● **Stored records**
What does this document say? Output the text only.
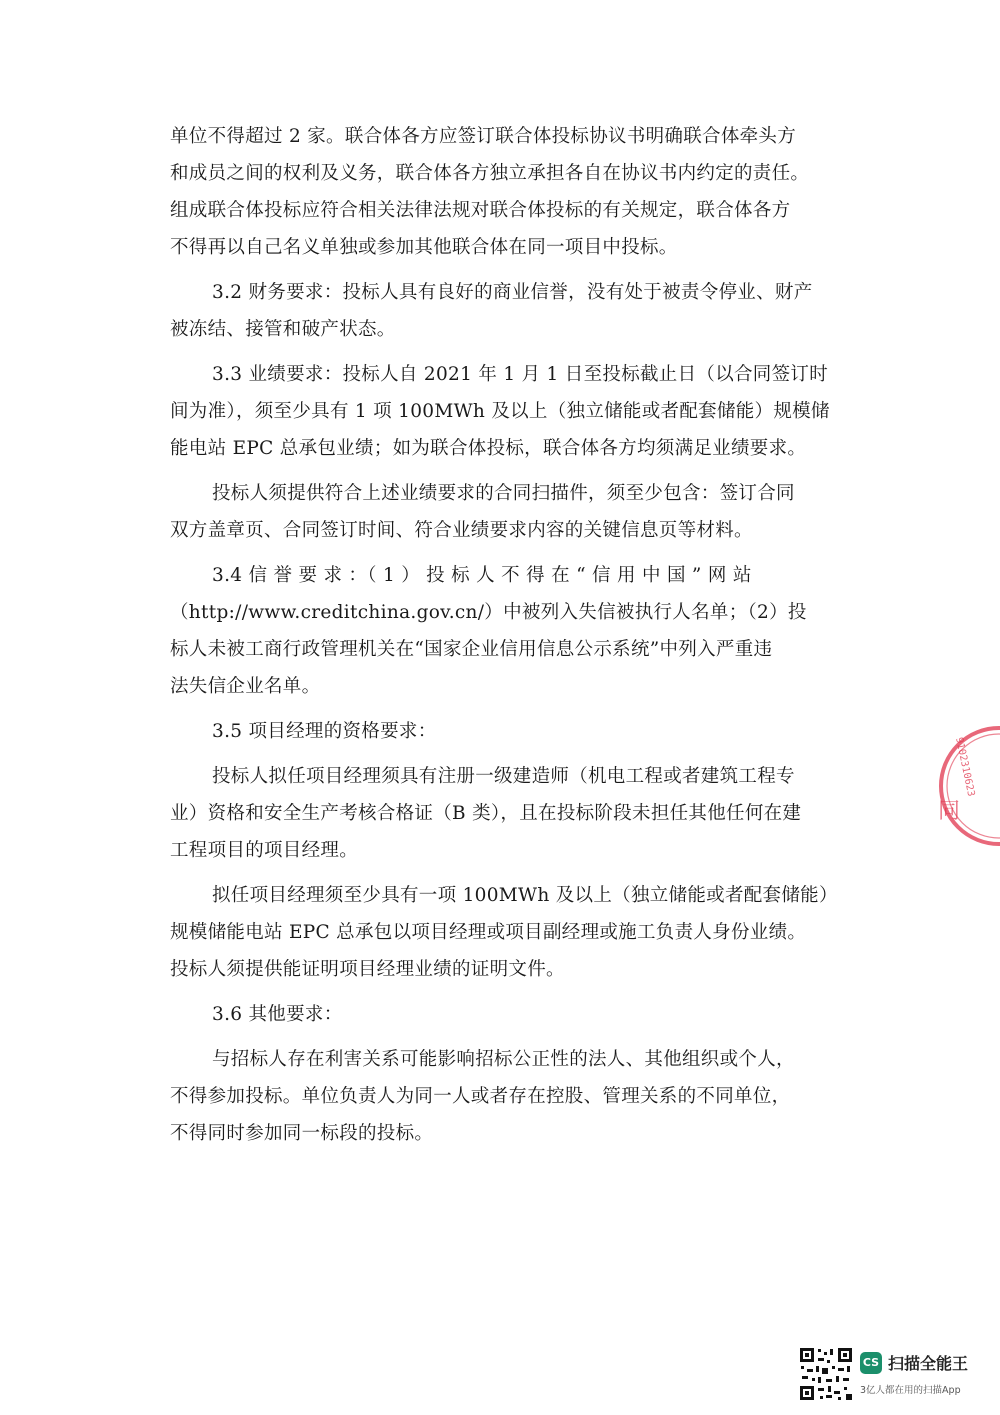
单位不得超过 2 家。联合体各方应签订联合体投标协议书明确联合体牵头方
和成员之间的权利及义务，联合体各方独立承担各自在协议书内约定的责任。
组成联合体投标应符合相关法律法规对联合体投标的有关规定，联合体各方
不得再以自己名义单独或参加其他联合体在同一项目中投标。
3.2 财务要求：投标人具有良好的商业信誉，没有处于被责令停业、财产
被冻结、接管和破产状态。
3.3 业绩要求：投标人自 2021 年 1 月 1 日至投标截止日（以合同签订时
间为准），须至少具有 1 项 100MWh 及以上（独立储能或者配套储能）规模储
能电站 EPC 总承包业绩；如为联合体投标，联合体各方均须满足业绩要求。
投标人须提供符合上述业绩要求的合同扫描件，须至少包含：签订合同
双方盖章页、合同签订时间、符合业绩要求内容的关键信息页等材料。
3.4 信 誉 要 求 ：（ 1 ） 投 标 人 不 得 在 “ 信 用 中 国 ” 网 站
（http://www.creditchina.gov.cn/）中被列入失信被执行人名单；（2）投
标人未被工商行政管理机关在“国家企业信用信息公示系统”中列入严重违
法失信企业名单。
3.5 项目经理的资格要求：
投标人拟任项目经理须具有注册一级建造师（机电工程或者建筑工程专
业）资格和安全生产考核合格证（B 类），且在投标阶段未担任其他任何在建
工程项目的项目经理。
拟任项目经理须至少具有一项 100MWh 及以上（独立储能或者配套储能）
规模储能电站 EPC 总承包以项目经理或项目副经理或施工负责人身份业绩。
投标人须提供能证明项目经理业绩的证明文件。
3.6 其他要求：
与招标人存在利害关系可能影响招标公正性的法人、其他组织或个人，
不得参加投标。单位负责人为同一人或者存在控股、管理关系的不同单位，
不得同时参加同一标段的投标。
9102310623
同
CS 扫描全能王
3亿人都在用的扫描App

● **Exercise requirements**
The records above need to be restated word for word, with the pictures left out.

● **Answer to this task**
What does this document say? Output the text only.
单位不得超过 2 家。联合体各方应签订联合体投标协议书明确联合体牵头方
和成员之间的权利及义务，联合体各方独立承担各自在协议书内约定的责任。
组成联合体投标应符合相关法律法规对联合体投标的有关规定，联合体各方
不得再以自己名义单独或参加其他联合体在同一项目中投标。
3.2 财务要求：投标人具有良好的商业信誉，没有处于被责令停业、财产
被冻结、接管和破产状态。
3.3 业绩要求：投标人自 2021 年 1 月 1 日至投标截止日（以合同签订时
间为准），须至少具有 1 项 100MWh 及以上（独立储能或者配套储能）规模储
能电站 EPC 总承包业绩；如为联合体投标，联合体各方均须满足业绩要求。
投标人须提供符合上述业绩要求的合同扫描件，须至少包含：签订合同
双方盖章页、合同签订时间、符合业绩要求内容的关键信息页等材料。
3.4 信 誉 要 求 ：（ 1 ） 投 标 人 不 得 在 “ 信 用 中 国 ” 网 站
（http://www.creditchina.gov.cn/）中被列入失信被执行人名单；（2）投
标人未被工商行政管理机关在“国家企业信用信息公示系统”中列入严重违
法失信企业名单。
3.5 项目经理的资格要求：
投标人拟任项目经理须具有注册一级建造师（机电工程或者建筑工程专
业）资格和安全生产考核合格证（B 类），且在投标阶段未担任其他任何在建
工程项目的项目经理。
拟任项目经理须至少具有一项 100MWh 及以上（独立储能或者配套储能）
规模储能电站 EPC 总承包以项目经理或项目副经理或施工负责人身份业绩。
投标人须提供能证明项目经理业绩的证明文件。
3.6 其他要求：
与招标人存在利害关系可能影响招标公正性的法人、其他组织或个人，
不得参加投标。单位负责人为同一人或者存在控股、管理关系的不同单位，
不得同时参加同一标段的投标。
9102310623
同
CS 扫描全能王
3亿人都在用的扫描App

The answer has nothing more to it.